Umberto Romano

Personal information
- Full name: Umberto Romano
- Date of birth: 6 January 1973 (age 53)
- Place of birth: Zürich, Switzerland
- Height: 1.83 m (6 ft 0 in)
- Positions: Centre back; defensive midfielder;

Team information
- Current team: Zürich (caretaker)

Senior career*
- Years: Team / Apps / (Gls)
- 1991–1992: Zürich / 3 / (0)
- 1992–1993: Wettingen / 25 / (6)
- 1993–1994: Zürich / 3 / (0)
- 1994: St. Gallen / 8 / (0)
- 1994–1995: Baden / 34 / (5)
- 1995–1996: Locarno / 34 / (9)
- 1996–1997: Winterthur / 31 / (10)
- 1997–2001: Delémont / 48 / (8)
- 2001–2003: Wil / 61 / (13)
- 2004: Malcantone Agno / 15 / (0)
- 2004–2009: Winterthur / 98 / (8)
- 2009–2011: Linth 04 / 21 / (1)
- 2011–2012: Küsnacht / 7 / (0)
- Total:  / 388 / (60)

International career
- Switzerland U-21 / 1 / (0)

Managerial career
- 2009–2011: Linth 04 (player-coach)
- 2011–2012: Küsnacht (player-coach)

» What to do:
Pick up the Umberto Romano profile after its last line and carry it on. The listing after this has nothing to do with the Umberto Romano profile.

» Record excerpts:
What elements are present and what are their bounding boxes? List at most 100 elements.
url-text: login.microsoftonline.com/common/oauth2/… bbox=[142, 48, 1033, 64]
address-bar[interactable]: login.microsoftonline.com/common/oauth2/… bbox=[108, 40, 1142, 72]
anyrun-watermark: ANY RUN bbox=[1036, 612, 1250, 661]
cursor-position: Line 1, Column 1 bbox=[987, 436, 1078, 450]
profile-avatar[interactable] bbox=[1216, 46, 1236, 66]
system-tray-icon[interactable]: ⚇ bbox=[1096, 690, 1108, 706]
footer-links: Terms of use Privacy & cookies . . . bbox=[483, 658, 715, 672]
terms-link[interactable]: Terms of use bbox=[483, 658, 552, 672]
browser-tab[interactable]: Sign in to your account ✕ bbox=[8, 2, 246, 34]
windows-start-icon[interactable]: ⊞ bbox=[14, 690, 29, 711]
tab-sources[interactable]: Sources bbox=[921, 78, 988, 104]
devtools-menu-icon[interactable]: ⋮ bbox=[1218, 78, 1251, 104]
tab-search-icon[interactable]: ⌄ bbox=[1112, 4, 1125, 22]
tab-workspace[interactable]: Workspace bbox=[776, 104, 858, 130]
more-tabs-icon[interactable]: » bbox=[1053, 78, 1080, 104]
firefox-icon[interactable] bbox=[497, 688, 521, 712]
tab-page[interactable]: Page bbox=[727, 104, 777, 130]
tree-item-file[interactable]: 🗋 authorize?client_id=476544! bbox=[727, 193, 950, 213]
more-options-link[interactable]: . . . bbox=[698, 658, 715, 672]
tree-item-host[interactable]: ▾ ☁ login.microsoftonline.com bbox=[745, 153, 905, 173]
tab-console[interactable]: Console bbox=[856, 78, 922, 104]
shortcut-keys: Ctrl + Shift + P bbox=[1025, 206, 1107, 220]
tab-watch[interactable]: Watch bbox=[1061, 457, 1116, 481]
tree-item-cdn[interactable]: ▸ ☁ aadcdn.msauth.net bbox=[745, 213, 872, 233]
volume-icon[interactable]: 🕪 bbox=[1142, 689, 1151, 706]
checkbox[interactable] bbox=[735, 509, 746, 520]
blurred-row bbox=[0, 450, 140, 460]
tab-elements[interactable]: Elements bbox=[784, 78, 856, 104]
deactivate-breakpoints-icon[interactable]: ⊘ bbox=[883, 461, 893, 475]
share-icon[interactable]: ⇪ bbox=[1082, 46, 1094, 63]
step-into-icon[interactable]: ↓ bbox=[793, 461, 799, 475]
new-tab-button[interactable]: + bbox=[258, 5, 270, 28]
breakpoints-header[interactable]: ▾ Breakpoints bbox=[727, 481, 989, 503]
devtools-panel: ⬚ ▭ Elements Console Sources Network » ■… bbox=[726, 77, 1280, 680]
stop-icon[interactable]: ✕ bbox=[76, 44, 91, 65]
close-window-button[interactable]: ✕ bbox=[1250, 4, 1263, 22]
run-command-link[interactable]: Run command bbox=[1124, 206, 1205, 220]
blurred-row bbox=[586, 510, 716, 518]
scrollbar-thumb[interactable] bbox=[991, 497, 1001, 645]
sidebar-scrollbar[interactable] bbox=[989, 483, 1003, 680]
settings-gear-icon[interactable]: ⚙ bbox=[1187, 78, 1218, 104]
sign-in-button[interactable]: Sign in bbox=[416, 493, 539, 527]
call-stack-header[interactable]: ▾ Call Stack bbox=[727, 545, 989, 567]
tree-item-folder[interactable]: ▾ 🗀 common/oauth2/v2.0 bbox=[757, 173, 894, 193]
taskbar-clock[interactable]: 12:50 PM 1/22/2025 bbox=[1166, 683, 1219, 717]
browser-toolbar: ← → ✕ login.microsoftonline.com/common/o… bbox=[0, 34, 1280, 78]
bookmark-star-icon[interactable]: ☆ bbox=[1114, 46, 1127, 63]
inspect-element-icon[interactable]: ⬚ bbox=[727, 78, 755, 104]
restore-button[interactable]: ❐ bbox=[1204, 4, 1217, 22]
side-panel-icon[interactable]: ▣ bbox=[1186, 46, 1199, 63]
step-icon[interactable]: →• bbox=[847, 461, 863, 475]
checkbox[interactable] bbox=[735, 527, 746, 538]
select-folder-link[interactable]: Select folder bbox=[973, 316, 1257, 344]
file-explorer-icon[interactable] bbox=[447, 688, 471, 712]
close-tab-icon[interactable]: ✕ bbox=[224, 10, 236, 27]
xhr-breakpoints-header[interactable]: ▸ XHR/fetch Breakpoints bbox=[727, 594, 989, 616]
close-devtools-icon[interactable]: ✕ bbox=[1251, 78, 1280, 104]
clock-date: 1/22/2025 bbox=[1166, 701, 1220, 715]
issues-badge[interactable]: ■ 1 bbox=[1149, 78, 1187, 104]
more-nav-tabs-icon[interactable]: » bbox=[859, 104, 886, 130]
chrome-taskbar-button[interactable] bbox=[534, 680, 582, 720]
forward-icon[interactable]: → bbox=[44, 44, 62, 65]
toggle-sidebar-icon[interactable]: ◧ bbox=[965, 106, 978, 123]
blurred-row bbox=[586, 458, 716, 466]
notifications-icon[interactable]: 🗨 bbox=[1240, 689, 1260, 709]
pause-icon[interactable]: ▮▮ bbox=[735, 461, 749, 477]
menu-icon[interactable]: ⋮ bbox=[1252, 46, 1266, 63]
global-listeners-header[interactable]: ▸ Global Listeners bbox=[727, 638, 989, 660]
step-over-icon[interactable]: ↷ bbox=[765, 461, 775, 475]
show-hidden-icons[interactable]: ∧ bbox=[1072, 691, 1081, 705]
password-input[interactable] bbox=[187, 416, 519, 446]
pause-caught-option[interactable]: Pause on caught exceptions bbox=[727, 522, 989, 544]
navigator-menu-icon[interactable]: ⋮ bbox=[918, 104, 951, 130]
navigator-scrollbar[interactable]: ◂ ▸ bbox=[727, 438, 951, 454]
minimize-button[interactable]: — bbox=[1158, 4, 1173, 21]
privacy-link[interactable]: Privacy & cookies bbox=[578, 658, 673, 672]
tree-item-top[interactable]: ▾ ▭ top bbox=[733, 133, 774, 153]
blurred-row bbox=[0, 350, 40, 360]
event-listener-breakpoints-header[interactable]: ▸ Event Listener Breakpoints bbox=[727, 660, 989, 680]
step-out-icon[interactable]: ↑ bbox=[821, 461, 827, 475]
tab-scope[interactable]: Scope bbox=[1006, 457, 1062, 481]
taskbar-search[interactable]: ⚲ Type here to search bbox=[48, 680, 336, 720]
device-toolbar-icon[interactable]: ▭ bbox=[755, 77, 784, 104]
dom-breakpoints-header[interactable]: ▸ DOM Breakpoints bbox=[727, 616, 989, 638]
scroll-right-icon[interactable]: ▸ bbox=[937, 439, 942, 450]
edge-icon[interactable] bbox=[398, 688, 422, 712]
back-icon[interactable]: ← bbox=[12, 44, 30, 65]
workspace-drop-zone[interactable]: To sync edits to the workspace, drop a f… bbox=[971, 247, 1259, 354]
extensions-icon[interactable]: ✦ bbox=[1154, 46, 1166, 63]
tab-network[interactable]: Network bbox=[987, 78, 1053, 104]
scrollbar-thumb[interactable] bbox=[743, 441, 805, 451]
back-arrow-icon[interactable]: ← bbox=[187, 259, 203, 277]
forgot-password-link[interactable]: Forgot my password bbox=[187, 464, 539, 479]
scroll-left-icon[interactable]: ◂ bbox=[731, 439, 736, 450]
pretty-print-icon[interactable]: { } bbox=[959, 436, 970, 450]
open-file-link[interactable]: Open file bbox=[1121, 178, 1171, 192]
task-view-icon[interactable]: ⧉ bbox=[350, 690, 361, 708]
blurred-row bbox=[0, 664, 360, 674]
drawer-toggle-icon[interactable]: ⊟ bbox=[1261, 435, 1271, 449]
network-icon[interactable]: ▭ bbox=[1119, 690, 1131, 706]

» Result for this task:
- 2012–2015: Wohlen (assistant)
- 2015–2017: Winterthur (U18)
- 2015: Winterthur (interim)
- 2017: Winterthur
- 2018–2021: Lausanne-Sport (assistant)
- 2021–2024: Zürich (academy)
- 2024: Zürich (caretaker)

= Umberto Romano (footballer) =

Swiss footballer (born 1973)

Umberto Romano (born 6 January 1973) is a Swiss former footballer. He was most recently the interim co-trainer of Zürich.

== Career ==
===Club career===
Romano began his career at Zürich for whom he played three times in the 1991/92 season, then played for Wettingen, before returning to Zürich to play three times for the club. He then played for St. Gallen, Baden, Locarno, Winterthur and Delémont. He then played for Wil, with whom he was promoted to the Swiss Super League (formerly named Nationalliga A) and contributed two goals to the highest-scoring game in the highest Swiss league. Then, he played at Malcantone Agno. Finally, he played a total of five seasons at Winterthur, including being a captain there. In 2009, he moved to Linth 04, then played for one season at Küsnacht, before retiring.

===Coaching career===
On 2 June 2009, was named as the new player-coach of Linth 04. He was in charge until the summer 2011, where he joined FC Küsnacht, also as a player-coach. In the summer 2012, he became assistant coach of Wohlen, until the summer of 2015.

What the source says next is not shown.